(Dataset items):
==============================
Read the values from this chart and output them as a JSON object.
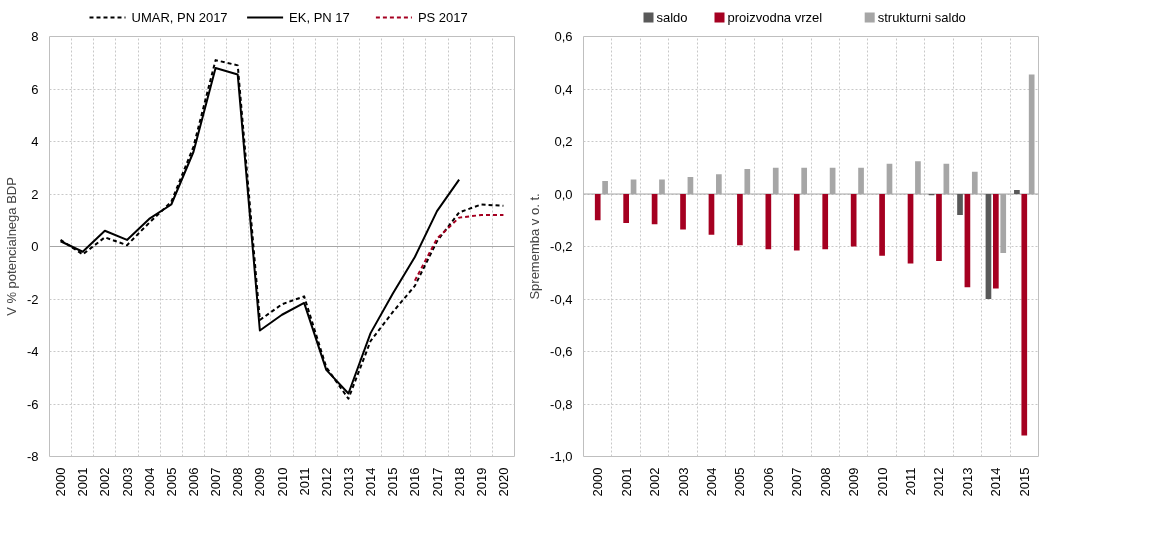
{
  "chart_data": [
    {
      "type": "line",
      "ylabel": "V % potencialnega BDP",
      "categories": [
        "2000",
        "2001",
        "2002",
        "2003",
        "2004",
        "2005",
        "2006",
        "2007",
        "2008",
        "2009",
        "2010",
        "2011",
        "2012",
        "2013",
        "2014",
        "2015",
        "2016",
        "2017",
        "2018",
        "2019",
        "2020"
      ],
      "series": [
        {
          "name": "UMAR, PN 2017",
          "color": "#000000",
          "line_style": "dashed",
          "values": [
            0.25,
            -0.3,
            0.35,
            0.05,
            0.9,
            1.7,
            3.8,
            7.1,
            6.9,
            -2.8,
            -2.2,
            -1.9,
            -4.6,
            -5.8,
            -3.6,
            -2.5,
            -1.5,
            0.2,
            1.3,
            1.6,
            1.55
          ]
        },
        {
          "name": "EK, PN 17",
          "color": "#000000",
          "line_style": "solid",
          "values": [
            0.2,
            -0.2,
            0.6,
            0.25,
            1.05,
            1.6,
            3.6,
            6.8,
            6.55,
            -3.2,
            -2.6,
            -2.15,
            -4.7,
            -5.6,
            -3.3,
            -1.8,
            -0.4,
            1.35,
            2.55,
            null,
            null
          ]
        },
        {
          "name": "PS 2017",
          "color": "#a50021",
          "line_style": "dashed",
          "values": [
            null,
            null,
            null,
            null,
            null,
            null,
            null,
            null,
            null,
            null,
            null,
            null,
            null,
            null,
            null,
            null,
            -1.3,
            0.3,
            1.1,
            1.2,
            1.2
          ]
        }
      ],
      "ylim": [
        -8,
        8
      ],
      "yticks": [
        -8,
        -6,
        -4,
        -2,
        0,
        2,
        4,
        6,
        8
      ],
      "grid": true,
      "legend": "top"
    },
    {
      "type": "bar",
      "ylabel": "Sprememba v o. t.",
      "categories": [
        "2000",
        "2001",
        "2002",
        "2003",
        "2004",
        "2005",
        "2006",
        "2007",
        "2008",
        "2009",
        "2010",
        "2011",
        "2012",
        "2013",
        "2014",
        "2015"
      ],
      "series": [
        {
          "name": "saldo",
          "color": "#595959",
          "values": [
            null,
            null,
            null,
            null,
            null,
            null,
            null,
            null,
            null,
            null,
            null,
            null,
            -0.005,
            -0.08,
            -0.4,
            0.015
          ]
        },
        {
          "name": "proizvodna vrzel",
          "color": "#a50021",
          "values": [
            -0.1,
            -0.11,
            -0.115,
            -0.135,
            -0.155,
            -0.195,
            -0.21,
            -0.215,
            -0.21,
            -0.2,
            -0.235,
            -0.265,
            -0.255,
            -0.355,
            -0.36,
            -0.92
          ]
        },
        {
          "name": "strukturni saldo",
          "color": "#a6a6a6",
          "values": [
            0.05,
            0.055,
            0.055,
            0.065,
            0.075,
            0.095,
            0.1,
            0.1,
            0.1,
            0.1,
            0.115,
            0.125,
            0.115,
            0.085,
            -0.225,
            0.455
          ]
        }
      ],
      "ylim": [
        -1.0,
        0.6
      ],
      "yticks": [
        {
          "value": -1.0,
          "label": "-1,0"
        },
        {
          "value": -0.8,
          "label": "-0,8"
        },
        {
          "value": -0.6,
          "label": "-0,6"
        },
        {
          "value": -0.4,
          "label": "-0,4"
        },
        {
          "value": -0.2,
          "label": "-0,2"
        },
        {
          "value": 0.0,
          "label": "0,0"
        },
        {
          "value": 0.2,
          "label": "0,2"
        },
        {
          "value": 0.4,
          "label": "0,4"
        },
        {
          "value": 0.6,
          "label": "0,6"
        }
      ],
      "grid": true,
      "legend": "top"
    }
  ]
}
==============================
(Short problem): Return the full material word for word. Do not include the pictures.

(Solution to this problem):
Read the values from this chart and output them as a JSON object.
{
  "chart_data": [
    {
      "type": "line",
      "ylabel": "V % potencialnega BDP",
      "categories": [
        "2000",
        "2001",
        "2002",
        "2003",
        "2004",
        "2005",
        "2006",
        "2007",
        "2008",
        "2009",
        "2010",
        "2011",
        "2012",
        "2013",
        "2014",
        "2015",
        "2016",
        "2017",
        "2018",
        "2019",
        "2020"
      ],
      "series": [
        {
          "name": "UMAR, PN 2017",
          "color": "#000000",
          "line_style": "dashed",
          "values": [
            0.25,
            -0.3,
            0.35,
            0.05,
            0.9,
            1.7,
            3.8,
            7.1,
            6.9,
            -2.8,
            -2.2,
            -1.9,
            -4.6,
            -5.8,
            -3.6,
            -2.5,
            -1.5,
            0.2,
            1.3,
            1.6,
            1.55
          ]
        },
        {
          "name": "EK, PN 17",
          "color": "#000000",
          "line_style": "solid",
          "values": [
            0.2,
            -0.2,
            0.6,
            0.25,
            1.05,
            1.6,
            3.6,
            6.8,
            6.55,
            -3.2,
            -2.6,
            -2.15,
            -4.7,
            -5.6,
            -3.3,
            -1.8,
            -0.4,
            1.35,
            2.55,
            null,
            null
          ]
        },
        {
          "name": "PS 2017",
          "color": "#a50021",
          "line_style": "dashed",
          "values": [
            null,
            null,
            null,
            null,
            null,
            null,
            null,
            null,
            null,
            null,
            null,
            null,
            null,
            null,
            null,
            null,
            -1.3,
            0.3,
            1.1,
            1.2,
            1.2
          ]
        }
      ],
      "ylim": [
        -8,
        8
      ],
      "yticks": [
        -8,
        -6,
        -4,
        -2,
        0,
        2,
        4,
        6,
        8
      ],
      "grid": true,
      "legend": "top"
    },
    {
      "type": "bar",
      "ylabel": "Sprememba v o. t.",
      "categories": [
        "2000",
        "2001",
        "2002",
        "2003",
        "2004",
        "2005",
        "2006",
        "2007",
        "2008",
        "2009",
        "2010",
        "2011",
        "2012",
        "2013",
        "2014",
        "2015"
      ],
      "series": [
        {
          "name": "saldo",
          "color": "#595959",
          "values": [
            null,
            null,
            null,
            null,
            null,
            null,
            null,
            null,
            null,
            null,
            null,
            null,
            -0.005,
            -0.08,
            -0.4,
            0.015
          ]
        },
        {
          "name": "proizvodna vrzel",
          "color": "#a50021",
          "values": [
            -0.1,
            -0.11,
            -0.115,
            -0.135,
            -0.155,
            -0.195,
            -0.21,
            -0.215,
            -0.21,
            -0.2,
            -0.235,
            -0.265,
            -0.255,
            -0.355,
            -0.36,
            -0.92
          ]
        },
        {
          "name": "strukturni saldo",
          "color": "#a6a6a6",
          "values": [
            0.05,
            0.055,
            0.055,
            0.065,
            0.075,
            0.095,
            0.1,
            0.1,
            0.1,
            0.1,
            0.115,
            0.125,
            0.115,
            0.085,
            -0.225,
            0.455
          ]
        }
      ],
      "ylim": [
        -1.0,
        0.6
      ],
      "yticks": [
        {
          "value": -1.0,
          "label": "-1,0"
        },
        {
          "value": -0.8,
          "label": "-0,8"
        },
        {
          "value": -0.6,
          "label": "-0,6"
        },
        {
          "value": -0.4,
          "label": "-0,4"
        },
        {
          "value": -0.2,
          "label": "-0,2"
        },
        {
          "value": 0.0,
          "label": "0,0"
        },
        {
          "value": 0.2,
          "label": "0,2"
        },
        {
          "value": 0.4,
          "label": "0,4"
        },
        {
          "value": 0.6,
          "label": "0,6"
        }
      ],
      "grid": true,
      "legend": "top"
    }
  ]
}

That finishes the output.